__ASSIGNED TASK__: Repeat the following forum thread about importing a CSV file into SQLite word for word, from start to finish.

(SELECTED EXTRACT Opens)

Reputation: 225
At Bernie's request I'm trying to condense this to a simpler example:
I have a CSV file, which contains a month where the days of the week are the column headers:
Monday,Tuesday,Wednesday,Thursday,Friday,Saturday,Sunday
1,2,3,4,5,6,7
8,9,10,11,12,13,14
15,16,17,18,19,20,21
22,23,24,25,26,27,28
In the command line, I've created an SQLite table, days:
sqlite> CREATE TABLE days(
...> Monday int,
...> Tuesday int,
...> Wednesday int,
...> Thursday int,
...> Friday int,
...> Saturday int,
...> Sunday int
...> );
When attempting to import the data from the csv, here's what I get:
sqlite> .import example.csv days
Error: example.csv line 1: expected 7 columns of data but found 1
How can I import this csv file to the database such that it recognizes every new row? Thanks!
Upvotes: 0
Views: 2621
Reputation: 190
Check out termsql, it's a tool made for purposes like this one. Your task would be very easy with it.

(SELECTED EXTRACT Closes)
(EXTRACTED ENTRIES Opens)

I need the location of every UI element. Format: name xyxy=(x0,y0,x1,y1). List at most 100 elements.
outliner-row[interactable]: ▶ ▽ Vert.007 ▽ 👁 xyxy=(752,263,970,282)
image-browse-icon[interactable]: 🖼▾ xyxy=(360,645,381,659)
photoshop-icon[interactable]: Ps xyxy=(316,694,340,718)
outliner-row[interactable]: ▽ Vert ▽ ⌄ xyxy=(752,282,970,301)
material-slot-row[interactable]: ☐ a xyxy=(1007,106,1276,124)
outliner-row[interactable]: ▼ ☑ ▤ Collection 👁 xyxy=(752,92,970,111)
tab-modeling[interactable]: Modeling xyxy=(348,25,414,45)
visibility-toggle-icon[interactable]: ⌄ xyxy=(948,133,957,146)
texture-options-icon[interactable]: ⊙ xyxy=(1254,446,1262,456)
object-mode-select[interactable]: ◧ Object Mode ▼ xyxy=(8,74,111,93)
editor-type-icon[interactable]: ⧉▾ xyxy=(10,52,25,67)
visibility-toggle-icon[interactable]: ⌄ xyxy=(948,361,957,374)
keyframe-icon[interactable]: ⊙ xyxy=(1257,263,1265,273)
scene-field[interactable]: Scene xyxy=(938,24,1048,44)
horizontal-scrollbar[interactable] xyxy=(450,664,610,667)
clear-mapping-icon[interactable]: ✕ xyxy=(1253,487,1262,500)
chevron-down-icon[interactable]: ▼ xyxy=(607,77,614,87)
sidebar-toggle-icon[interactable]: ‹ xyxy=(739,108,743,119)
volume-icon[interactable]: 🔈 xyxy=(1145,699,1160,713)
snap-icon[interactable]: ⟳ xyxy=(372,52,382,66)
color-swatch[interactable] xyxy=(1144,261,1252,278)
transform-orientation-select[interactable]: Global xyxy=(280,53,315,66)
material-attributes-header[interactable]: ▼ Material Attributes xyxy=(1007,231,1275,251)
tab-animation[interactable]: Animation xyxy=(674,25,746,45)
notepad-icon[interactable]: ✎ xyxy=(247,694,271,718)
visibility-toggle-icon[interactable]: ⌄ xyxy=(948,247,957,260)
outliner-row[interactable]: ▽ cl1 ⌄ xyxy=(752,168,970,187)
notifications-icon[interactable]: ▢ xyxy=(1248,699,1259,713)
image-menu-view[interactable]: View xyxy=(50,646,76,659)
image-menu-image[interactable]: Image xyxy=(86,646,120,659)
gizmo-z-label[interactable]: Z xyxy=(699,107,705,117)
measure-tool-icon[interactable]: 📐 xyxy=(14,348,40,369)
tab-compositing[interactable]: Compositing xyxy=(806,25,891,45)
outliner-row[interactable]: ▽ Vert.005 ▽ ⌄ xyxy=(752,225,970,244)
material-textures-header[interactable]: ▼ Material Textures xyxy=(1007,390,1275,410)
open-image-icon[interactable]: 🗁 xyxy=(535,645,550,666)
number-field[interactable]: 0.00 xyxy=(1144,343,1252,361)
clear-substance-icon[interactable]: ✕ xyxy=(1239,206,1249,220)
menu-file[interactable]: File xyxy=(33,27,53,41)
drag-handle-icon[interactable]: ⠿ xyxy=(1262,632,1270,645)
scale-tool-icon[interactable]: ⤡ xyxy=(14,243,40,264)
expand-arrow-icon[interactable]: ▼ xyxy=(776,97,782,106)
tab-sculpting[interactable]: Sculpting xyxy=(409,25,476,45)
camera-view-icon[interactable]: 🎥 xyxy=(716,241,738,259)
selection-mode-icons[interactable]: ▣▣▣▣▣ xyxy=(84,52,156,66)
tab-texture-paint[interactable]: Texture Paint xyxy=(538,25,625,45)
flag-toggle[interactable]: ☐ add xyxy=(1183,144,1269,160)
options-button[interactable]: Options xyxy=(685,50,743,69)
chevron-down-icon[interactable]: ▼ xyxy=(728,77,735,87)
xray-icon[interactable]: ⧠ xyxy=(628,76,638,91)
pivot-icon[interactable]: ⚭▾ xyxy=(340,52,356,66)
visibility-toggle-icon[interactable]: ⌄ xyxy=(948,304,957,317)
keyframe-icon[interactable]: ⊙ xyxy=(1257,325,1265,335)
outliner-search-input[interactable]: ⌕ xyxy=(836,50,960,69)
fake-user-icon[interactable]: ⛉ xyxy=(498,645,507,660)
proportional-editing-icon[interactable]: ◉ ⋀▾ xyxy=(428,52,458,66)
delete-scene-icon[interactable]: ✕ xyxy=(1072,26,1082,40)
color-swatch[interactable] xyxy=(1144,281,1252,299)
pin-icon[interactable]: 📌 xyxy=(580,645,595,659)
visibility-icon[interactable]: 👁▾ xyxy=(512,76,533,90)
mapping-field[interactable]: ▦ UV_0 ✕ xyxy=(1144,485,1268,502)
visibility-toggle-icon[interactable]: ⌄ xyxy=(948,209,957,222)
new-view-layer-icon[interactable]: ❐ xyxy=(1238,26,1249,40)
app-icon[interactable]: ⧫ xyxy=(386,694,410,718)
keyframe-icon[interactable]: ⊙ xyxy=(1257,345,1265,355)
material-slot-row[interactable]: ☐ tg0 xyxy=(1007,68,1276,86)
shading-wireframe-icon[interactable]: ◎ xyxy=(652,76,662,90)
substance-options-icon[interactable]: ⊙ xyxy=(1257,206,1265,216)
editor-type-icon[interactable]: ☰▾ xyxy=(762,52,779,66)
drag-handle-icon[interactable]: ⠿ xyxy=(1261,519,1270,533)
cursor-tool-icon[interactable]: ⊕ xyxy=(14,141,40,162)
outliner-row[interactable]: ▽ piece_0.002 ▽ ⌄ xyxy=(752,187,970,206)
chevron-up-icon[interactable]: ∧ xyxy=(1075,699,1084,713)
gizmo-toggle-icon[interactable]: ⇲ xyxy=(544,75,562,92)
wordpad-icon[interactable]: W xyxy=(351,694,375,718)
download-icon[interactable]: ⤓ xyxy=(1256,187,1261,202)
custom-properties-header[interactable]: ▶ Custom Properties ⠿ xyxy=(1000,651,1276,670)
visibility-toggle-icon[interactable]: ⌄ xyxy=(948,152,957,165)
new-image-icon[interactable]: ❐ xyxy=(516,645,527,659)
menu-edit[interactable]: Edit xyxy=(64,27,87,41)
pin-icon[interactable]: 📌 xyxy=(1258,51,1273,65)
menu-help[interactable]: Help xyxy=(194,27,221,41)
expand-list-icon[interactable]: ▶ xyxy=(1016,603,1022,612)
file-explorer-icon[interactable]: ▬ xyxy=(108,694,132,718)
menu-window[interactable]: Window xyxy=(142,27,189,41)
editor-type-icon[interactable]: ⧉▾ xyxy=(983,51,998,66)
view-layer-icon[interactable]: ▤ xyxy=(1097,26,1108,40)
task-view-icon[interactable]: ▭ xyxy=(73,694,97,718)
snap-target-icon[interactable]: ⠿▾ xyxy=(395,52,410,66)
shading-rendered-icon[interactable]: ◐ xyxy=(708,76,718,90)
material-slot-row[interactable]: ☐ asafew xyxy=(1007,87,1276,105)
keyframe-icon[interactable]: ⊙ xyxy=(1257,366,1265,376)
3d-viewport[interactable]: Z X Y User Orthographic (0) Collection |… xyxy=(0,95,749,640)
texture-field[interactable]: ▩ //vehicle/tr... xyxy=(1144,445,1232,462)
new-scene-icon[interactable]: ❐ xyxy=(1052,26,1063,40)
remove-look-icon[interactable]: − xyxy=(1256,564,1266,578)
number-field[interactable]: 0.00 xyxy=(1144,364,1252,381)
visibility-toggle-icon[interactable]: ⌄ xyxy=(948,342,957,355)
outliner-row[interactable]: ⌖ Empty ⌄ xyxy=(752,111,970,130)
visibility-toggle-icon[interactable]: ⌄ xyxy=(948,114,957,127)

(EXTRACTED ENTRIES Closes)

__TASK SOLUTION__:
Reputation: 225
At Bernie's request I'm trying to condense this to a simpler example:
I have a CSV file, which contains a month where the days of the week are the column headers:
Monday,Tuesday,Wednesday,Thursday,Friday,Saturday,Sunday
1,2,3,4,5,6,7
8,9,10,11,12,13,14
15,16,17,18,19,20,21
22,23,24,25,26,27,28
In the command line, I've created an SQLite table, days:
sqlite> CREATE TABLE days(
...> Monday int,
...> Tuesday int,
...> Wednesday int,
...> Thursday int,
...> Friday int,
...> Saturday int,
...> Sunday int
...> );
When attempting to import the data from the csv, here's what I get:
sqlite> .import example.csv days
Error: example.csv line 1: expected 7 columns of data but found 1
How can I import this csv file to the database such that it recognizes every new row? Thanks!
Upvotes: 0
Views: 2621
Reputation: 190
Check out termsql, it's a tool made for purposes like this one. Your task would be very easy with it.